(Instructions for the task): Using the data beneath, show every line that includes the word "Current".

(Record set):
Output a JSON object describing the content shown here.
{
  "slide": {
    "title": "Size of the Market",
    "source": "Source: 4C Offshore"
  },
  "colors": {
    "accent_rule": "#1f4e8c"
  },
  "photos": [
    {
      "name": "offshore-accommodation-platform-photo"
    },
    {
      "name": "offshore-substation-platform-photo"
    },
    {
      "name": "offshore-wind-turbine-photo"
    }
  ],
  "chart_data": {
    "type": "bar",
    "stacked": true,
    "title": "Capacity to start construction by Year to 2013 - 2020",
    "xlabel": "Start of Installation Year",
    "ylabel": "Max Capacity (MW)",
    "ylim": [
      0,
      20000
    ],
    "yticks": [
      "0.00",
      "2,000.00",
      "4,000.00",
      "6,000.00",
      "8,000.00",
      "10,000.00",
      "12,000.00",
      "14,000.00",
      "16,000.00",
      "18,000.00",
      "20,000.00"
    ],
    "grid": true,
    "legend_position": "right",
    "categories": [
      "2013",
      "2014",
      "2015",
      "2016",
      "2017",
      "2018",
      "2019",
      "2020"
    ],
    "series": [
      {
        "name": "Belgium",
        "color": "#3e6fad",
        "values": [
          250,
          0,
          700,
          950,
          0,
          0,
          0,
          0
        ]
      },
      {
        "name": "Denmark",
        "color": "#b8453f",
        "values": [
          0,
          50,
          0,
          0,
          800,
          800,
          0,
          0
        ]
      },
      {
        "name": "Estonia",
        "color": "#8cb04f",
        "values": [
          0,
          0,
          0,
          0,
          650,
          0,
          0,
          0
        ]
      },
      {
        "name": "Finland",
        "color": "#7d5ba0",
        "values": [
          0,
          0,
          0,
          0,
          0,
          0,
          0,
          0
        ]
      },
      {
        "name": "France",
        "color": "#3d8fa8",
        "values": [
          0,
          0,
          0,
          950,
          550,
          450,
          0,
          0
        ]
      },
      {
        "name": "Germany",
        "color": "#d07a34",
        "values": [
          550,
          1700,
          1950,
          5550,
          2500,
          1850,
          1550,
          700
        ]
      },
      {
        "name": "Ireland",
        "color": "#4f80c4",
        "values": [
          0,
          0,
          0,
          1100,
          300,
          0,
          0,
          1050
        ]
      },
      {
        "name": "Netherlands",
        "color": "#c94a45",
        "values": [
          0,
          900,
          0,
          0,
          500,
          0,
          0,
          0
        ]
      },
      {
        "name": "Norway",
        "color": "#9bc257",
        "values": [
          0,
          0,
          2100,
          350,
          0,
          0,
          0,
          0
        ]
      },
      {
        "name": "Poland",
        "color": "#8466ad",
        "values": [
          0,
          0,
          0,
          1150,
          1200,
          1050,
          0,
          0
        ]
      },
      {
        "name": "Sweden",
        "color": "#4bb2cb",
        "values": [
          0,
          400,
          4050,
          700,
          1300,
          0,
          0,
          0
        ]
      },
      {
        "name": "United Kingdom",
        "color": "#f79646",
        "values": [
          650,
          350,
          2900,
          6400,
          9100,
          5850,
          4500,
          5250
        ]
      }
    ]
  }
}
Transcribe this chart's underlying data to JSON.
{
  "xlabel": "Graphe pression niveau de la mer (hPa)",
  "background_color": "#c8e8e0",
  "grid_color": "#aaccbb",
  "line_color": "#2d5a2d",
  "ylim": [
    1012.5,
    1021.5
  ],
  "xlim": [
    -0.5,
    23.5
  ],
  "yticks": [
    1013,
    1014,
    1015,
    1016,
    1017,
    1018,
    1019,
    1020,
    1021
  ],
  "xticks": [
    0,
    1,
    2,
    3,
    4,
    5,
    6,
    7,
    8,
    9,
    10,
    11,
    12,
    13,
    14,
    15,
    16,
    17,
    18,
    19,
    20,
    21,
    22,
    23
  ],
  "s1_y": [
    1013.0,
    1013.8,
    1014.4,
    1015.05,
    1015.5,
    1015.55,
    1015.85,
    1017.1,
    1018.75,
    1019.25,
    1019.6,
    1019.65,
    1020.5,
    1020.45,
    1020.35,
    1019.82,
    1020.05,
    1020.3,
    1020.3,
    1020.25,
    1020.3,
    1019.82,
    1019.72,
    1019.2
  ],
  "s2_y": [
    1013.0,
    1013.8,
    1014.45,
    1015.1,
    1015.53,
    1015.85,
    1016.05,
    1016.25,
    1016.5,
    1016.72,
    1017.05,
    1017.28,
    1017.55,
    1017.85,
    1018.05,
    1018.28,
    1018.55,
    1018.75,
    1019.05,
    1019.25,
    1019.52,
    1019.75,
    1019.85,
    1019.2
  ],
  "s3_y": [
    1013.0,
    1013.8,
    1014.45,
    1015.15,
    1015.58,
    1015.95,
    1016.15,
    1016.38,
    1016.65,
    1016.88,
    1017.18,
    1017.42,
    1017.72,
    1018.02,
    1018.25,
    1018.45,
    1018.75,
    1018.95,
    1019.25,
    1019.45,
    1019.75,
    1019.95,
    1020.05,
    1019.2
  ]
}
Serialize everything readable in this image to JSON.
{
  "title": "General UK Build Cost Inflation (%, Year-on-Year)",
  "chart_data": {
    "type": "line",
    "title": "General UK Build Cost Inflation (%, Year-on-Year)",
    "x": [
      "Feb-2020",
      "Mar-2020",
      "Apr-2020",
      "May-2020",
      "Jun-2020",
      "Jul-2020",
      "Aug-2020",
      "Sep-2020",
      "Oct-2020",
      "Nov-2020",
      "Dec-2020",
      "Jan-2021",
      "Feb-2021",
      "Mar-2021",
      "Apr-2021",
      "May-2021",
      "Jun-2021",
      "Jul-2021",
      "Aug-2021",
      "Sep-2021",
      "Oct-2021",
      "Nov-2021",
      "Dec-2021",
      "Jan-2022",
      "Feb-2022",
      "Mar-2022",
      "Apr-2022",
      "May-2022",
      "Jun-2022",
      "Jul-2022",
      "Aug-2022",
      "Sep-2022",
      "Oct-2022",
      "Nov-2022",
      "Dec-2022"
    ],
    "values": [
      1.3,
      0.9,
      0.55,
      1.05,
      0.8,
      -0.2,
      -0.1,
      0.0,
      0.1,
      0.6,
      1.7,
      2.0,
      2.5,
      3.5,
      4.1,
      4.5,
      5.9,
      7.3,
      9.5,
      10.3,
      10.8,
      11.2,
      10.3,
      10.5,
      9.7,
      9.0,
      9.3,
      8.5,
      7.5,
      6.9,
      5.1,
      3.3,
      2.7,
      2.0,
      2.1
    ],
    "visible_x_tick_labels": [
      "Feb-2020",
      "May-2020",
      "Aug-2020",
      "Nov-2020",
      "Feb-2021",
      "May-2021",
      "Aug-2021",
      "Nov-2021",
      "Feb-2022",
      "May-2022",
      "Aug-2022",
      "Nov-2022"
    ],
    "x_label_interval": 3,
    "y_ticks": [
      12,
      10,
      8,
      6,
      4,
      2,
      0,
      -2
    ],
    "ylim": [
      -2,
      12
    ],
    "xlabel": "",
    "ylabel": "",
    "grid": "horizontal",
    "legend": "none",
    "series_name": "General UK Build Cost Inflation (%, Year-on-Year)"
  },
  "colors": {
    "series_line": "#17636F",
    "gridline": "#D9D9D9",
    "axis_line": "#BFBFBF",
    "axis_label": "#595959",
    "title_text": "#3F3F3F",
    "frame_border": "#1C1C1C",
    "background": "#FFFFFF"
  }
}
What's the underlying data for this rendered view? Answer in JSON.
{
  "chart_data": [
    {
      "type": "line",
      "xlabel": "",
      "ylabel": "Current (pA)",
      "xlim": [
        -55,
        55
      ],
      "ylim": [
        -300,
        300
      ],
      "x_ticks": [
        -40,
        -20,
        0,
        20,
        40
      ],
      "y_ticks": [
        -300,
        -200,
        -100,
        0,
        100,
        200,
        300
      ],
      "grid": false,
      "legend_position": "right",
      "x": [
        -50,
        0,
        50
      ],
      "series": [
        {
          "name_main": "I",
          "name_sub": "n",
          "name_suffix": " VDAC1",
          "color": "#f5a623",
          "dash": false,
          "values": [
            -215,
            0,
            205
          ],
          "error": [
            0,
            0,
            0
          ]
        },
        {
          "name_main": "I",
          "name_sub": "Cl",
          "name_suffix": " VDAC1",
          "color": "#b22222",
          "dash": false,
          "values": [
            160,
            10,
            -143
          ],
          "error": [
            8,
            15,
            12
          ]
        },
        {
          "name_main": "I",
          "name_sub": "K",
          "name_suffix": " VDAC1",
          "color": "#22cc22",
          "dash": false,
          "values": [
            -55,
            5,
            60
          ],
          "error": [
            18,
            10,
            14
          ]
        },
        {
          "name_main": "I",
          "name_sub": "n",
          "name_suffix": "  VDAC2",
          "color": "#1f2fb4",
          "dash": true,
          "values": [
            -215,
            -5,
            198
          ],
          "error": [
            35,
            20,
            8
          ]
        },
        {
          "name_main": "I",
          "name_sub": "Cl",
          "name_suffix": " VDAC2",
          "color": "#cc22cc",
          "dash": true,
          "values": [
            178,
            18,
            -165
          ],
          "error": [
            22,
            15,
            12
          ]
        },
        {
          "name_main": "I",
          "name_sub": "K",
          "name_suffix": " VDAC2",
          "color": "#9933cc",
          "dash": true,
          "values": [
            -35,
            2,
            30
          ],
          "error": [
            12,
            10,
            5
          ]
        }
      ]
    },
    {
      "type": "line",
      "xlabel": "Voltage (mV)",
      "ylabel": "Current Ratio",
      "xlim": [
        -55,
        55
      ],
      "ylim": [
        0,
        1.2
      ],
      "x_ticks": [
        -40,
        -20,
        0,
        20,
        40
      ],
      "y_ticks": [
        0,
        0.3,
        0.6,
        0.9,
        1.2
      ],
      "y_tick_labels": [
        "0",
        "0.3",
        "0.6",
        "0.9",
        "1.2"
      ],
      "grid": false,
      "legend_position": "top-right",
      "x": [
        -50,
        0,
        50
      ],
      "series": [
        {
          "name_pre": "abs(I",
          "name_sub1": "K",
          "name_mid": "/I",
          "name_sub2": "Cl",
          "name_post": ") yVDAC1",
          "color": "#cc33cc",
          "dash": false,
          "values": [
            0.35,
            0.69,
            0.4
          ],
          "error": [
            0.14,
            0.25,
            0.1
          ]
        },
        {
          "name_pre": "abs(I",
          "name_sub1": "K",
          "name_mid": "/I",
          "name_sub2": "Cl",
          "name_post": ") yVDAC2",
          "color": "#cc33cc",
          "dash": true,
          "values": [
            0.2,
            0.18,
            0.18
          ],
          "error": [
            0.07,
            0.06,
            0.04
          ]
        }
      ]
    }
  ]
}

(Solution to this problem):
      "ylabel": "Current (pA)",
      "ylabel": "Current Ratio",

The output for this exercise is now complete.